**Items from a dataset:**
>> START

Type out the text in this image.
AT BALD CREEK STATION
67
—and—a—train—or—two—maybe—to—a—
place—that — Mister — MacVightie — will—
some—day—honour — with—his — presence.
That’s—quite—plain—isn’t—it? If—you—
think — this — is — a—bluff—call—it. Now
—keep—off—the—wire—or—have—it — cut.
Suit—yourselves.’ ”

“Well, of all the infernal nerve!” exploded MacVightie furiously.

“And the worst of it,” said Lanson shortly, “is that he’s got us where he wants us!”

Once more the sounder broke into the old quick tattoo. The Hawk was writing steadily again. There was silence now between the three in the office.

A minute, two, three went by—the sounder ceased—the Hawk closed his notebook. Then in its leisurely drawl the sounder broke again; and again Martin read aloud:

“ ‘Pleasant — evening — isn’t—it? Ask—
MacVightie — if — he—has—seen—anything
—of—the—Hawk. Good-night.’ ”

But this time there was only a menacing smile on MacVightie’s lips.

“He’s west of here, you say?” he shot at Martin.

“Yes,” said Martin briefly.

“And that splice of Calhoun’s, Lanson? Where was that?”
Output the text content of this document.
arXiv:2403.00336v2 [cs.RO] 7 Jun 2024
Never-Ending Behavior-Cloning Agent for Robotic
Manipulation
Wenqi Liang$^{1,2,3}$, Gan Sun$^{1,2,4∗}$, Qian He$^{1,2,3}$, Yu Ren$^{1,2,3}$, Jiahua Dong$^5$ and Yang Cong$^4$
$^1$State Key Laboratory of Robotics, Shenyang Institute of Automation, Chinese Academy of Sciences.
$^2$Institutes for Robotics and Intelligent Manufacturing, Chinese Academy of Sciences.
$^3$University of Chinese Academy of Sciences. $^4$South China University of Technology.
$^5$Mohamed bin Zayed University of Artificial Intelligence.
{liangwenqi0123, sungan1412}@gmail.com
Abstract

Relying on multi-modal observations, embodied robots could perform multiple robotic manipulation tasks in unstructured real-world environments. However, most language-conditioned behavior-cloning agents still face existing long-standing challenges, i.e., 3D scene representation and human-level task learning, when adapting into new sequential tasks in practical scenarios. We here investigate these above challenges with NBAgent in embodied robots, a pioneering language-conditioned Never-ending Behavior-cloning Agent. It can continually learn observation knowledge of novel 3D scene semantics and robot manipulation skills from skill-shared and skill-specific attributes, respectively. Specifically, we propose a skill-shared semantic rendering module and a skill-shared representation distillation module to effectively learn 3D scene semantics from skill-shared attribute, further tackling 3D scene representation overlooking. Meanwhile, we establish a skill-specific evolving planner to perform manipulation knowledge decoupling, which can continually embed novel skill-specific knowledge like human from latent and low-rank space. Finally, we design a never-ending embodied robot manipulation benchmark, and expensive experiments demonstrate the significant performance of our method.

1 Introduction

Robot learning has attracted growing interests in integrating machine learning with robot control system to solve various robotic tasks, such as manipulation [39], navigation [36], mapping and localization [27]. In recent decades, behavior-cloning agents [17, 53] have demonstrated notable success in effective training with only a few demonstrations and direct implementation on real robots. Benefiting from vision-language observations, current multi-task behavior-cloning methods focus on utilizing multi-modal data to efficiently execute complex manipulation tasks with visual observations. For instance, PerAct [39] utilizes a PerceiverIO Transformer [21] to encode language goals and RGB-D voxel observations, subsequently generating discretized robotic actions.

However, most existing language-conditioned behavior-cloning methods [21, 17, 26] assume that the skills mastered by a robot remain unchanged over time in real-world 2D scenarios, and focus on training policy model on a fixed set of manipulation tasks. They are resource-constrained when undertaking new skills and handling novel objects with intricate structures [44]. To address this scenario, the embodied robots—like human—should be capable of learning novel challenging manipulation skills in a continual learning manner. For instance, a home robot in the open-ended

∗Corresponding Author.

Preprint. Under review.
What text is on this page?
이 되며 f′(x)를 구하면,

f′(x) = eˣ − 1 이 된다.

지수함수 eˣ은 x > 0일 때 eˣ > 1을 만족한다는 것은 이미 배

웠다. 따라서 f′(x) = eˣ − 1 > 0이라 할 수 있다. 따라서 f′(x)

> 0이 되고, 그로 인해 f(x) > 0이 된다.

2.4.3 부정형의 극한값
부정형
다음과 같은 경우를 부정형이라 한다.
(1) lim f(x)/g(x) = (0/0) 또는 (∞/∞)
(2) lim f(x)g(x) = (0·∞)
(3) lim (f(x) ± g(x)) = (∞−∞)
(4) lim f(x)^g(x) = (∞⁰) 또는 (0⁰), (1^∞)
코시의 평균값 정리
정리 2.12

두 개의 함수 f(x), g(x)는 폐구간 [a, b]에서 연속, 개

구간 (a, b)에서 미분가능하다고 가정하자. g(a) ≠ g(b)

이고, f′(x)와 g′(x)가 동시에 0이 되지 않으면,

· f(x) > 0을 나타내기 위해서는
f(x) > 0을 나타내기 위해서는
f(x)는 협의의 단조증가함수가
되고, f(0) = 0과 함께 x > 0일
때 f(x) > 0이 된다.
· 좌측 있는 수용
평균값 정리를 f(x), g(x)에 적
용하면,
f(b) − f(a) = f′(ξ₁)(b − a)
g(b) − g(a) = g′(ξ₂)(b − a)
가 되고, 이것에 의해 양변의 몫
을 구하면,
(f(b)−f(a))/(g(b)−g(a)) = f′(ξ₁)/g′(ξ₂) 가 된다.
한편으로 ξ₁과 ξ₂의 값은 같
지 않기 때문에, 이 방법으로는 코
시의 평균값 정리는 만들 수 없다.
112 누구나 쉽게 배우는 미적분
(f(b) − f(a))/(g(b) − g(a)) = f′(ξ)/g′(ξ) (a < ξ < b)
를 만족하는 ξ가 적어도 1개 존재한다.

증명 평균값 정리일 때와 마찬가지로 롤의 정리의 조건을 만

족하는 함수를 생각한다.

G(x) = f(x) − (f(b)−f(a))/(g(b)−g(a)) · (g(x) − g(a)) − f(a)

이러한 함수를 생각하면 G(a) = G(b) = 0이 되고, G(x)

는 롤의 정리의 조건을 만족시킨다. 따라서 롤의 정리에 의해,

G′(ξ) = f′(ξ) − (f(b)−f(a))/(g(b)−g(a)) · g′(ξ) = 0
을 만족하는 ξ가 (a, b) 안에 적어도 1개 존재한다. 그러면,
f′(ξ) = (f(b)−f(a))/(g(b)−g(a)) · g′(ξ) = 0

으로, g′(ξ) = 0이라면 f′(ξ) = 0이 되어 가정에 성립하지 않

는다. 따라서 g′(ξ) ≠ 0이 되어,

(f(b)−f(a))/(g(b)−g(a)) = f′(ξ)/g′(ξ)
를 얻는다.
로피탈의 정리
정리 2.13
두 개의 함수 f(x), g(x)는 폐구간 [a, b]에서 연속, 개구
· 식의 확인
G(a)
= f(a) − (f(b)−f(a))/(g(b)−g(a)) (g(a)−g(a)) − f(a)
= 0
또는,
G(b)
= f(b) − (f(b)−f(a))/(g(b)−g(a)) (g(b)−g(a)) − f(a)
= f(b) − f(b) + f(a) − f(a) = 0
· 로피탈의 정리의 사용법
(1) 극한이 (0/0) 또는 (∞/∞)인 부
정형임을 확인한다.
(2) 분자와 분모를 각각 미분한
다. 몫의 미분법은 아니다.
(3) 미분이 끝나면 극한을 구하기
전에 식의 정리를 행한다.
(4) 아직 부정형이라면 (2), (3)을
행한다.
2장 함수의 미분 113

>> END

**EXERCISE DIRECTIONS:** Find each line with the string "Robotics" and copy it out.

**SOLUTION FOR THIS EXERCISE:**
$^1$State Key Laboratory of Robotics, Shenyang Institute of Automation, Chinese Academy of Sciences.
$^2$Institutes for Robotics and Intelligent Manufacturing, Chinese Academy of Sciences.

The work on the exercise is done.